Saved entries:
______________________________
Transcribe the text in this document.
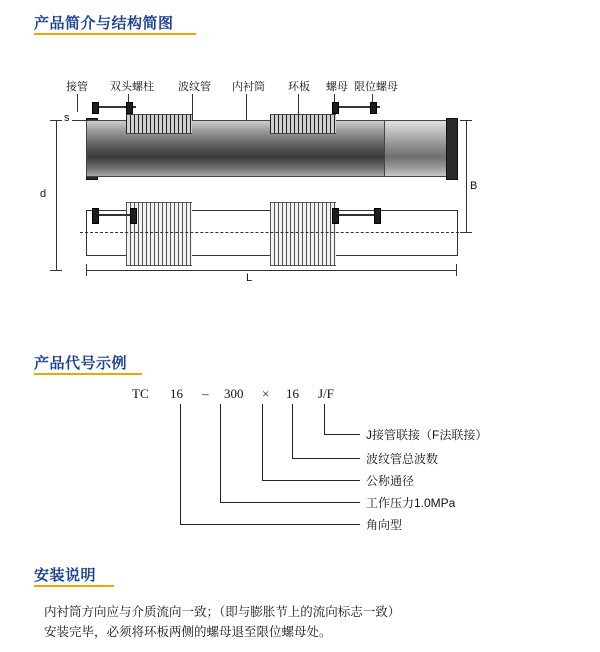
产品简介与结构简图
接管 双头螺柱 波纹管 内衬筒 环板 螺母 限位螺母
s
d
B
L
产品代号示例
TC 16 – 300 × 16 J/F
J接管联接（F法联接）
波纹管总波数
公称通径
工作压力1.0MPa
角向型
安装说明
内衬筒方向应与介质流向一致；（即与膨胀节上的流向标志一致）
安装完毕，必须将环板两侧的螺母退至限位螺母处。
______________________________
Problem requirements:
Go through the entries above and print each one exactly, minus the pictures.

Written answer:
Transcribe the text in this document.
产品简介与结构简图
接管 双头螺柱 波纹管 内衬筒 环板 螺母 限位螺母
s
d
B
L
产品代号示例
TC 16 – 300 × 16 J/F
J接管联接（F法联接）
波纹管总波数
公称通径
工作压力1.0MPa
角向型
安装说明
内衬筒方向应与介质流向一致；（即与膨胀节上的流向标志一致）
安装完毕，必须将环板两侧的螺母退至限位螺母处。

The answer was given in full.